Required task. Reproduce the entries below in full, word for word.

BEGIN Supplied records

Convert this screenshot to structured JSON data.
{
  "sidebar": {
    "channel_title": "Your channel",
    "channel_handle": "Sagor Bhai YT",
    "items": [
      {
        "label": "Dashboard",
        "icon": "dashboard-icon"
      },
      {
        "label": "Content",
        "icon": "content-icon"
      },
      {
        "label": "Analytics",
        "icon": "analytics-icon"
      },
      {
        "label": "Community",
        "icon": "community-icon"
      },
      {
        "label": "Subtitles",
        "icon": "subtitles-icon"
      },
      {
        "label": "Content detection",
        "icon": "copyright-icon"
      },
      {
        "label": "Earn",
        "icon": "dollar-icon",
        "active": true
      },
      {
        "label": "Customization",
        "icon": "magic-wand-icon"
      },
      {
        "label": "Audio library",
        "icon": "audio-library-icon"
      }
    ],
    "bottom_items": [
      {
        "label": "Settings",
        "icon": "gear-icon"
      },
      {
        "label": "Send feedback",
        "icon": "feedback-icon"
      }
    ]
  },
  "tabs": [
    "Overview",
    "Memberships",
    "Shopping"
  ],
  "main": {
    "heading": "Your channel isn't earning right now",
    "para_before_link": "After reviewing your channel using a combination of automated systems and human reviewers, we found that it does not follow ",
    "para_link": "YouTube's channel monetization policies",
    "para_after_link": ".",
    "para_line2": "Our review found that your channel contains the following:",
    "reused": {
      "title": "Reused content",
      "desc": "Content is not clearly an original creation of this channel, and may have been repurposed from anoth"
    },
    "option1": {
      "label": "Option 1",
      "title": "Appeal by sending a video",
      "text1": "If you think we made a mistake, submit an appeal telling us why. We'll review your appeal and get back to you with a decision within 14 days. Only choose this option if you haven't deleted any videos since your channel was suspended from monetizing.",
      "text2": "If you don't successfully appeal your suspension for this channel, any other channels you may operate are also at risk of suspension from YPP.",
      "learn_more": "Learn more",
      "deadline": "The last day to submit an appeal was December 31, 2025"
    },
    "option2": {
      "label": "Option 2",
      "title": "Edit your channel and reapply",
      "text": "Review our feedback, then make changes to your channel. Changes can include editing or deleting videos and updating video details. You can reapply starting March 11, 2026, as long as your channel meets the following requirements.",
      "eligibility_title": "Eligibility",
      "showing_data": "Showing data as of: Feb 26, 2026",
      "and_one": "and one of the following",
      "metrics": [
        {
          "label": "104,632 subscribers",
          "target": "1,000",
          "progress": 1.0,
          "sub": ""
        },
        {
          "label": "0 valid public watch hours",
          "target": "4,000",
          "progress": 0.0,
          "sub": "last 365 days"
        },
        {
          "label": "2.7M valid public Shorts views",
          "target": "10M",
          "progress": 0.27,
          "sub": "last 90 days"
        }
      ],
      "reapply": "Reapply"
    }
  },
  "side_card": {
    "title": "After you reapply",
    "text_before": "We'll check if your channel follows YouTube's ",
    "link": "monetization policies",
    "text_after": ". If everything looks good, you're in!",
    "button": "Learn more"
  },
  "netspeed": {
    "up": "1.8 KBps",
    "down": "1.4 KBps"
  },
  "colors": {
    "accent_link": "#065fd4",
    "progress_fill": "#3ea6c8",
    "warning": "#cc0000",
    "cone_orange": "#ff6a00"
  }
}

END Supplied records

Solution for this task.
Convert this screenshot to structured JSON data.
{
  "sidebar": {
    "channel_title": "Your channel",
    "channel_handle": "Sagor Bhai YT",
    "items": [
      {
        "label": "Dashboard",
        "icon": "dashboard-icon"
      },
      {
        "label": "Content",
        "icon": "content-icon"
      },
      {
        "label": "Analytics",
        "icon": "analytics-icon"
      },
      {
        "label": "Community",
        "icon": "community-icon"
      },
      {
        "label": "Subtitles",
        "icon": "subtitles-icon"
      },
      {
        "label": "Content detection",
        "icon": "copyright-icon"
      },
      {
        "label": "Earn",
        "icon": "dollar-icon",
        "active": true
      },
      {
        "label": "Customization",
        "icon": "magic-wand-icon"
      },
      {
        "label": "Audio library",
        "icon": "audio-library-icon"
      }
    ],
    "bottom_items": [
      {
        "label": "Settings",
        "icon": "gear-icon"
      },
      {
        "label": "Send feedback",
        "icon": "feedback-icon"
      }
    ]
  },
  "tabs": [
    "Overview",
    "Memberships",
    "Shopping"
  ],
  "main": {
    "heading": "Your channel isn't earning right now",
    "para_before_link": "After reviewing your channel using a combination of automated systems and human reviewers, we found that it does not follow ",
    "para_link": "YouTube's channel monetization policies",
    "para_after_link": ".",
    "para_line2": "Our review found that your channel contains the following:",
    "reused": {
      "title": "Reused content",
      "desc": "Content is not clearly an original creation of this channel, and may have been repurposed from anoth"
    },
    "option1": {
      "label": "Option 1",
      "title": "Appeal by sending a video",
      "text1": "If you think we made a mistake, submit an appeal telling us why. We'll review your appeal and get back to you with a decision within 14 days. Only choose this option if you haven't deleted any videos since your channel was suspended from monetizing.",
      "text2": "If you don't successfully appeal your suspension for this channel, any other channels you may operate are also at risk of suspension from YPP.",
      "learn_more": "Learn more",
      "deadline": "The last day to submit an appeal was December 31, 2025"
    },
    "option2": {
      "label": "Option 2",
      "title": "Edit your channel and reapply",
      "text": "Review our feedback, then make changes to your channel. Changes can include editing or deleting videos and updating video details. You can reapply starting March 11, 2026, as long as your channel meets the following requirements.",
      "eligibility_title": "Eligibility",
      "showing_data": "Showing data as of: Feb 26, 2026",
      "and_one": "and one of the following",
      "metrics": [
        {
          "label": "104,632 subscribers",
          "target": "1,000",
          "progress": 1.0,
          "sub": ""
        },
        {
          "label": "0 valid public watch hours",
          "target": "4,000",
          "progress": 0.0,
          "sub": "last 365 days"
        },
        {
          "label": "2.7M valid public Shorts views",
          "target": "10M",
          "progress": 0.27,
          "sub": "last 90 days"
        }
      ],
      "reapply": "Reapply"
    }
  },
  "side_card": {
    "title": "After you reapply",
    "text_before": "We'll check if your channel follows YouTube's ",
    "link": "monetization policies",
    "text_after": ". If everything looks good, you're in!",
    "button": "Learn more"
  },
  "netspeed": {
    "up": "1.8 KBps",
    "down": "1.4 KBps"
  },
  "colors": {
    "accent_link": "#065fd4",
    "progress_fill": "#3ea6c8",
    "warning": "#cc0000",
    "cone_orange": "#ff6a00"
  }
}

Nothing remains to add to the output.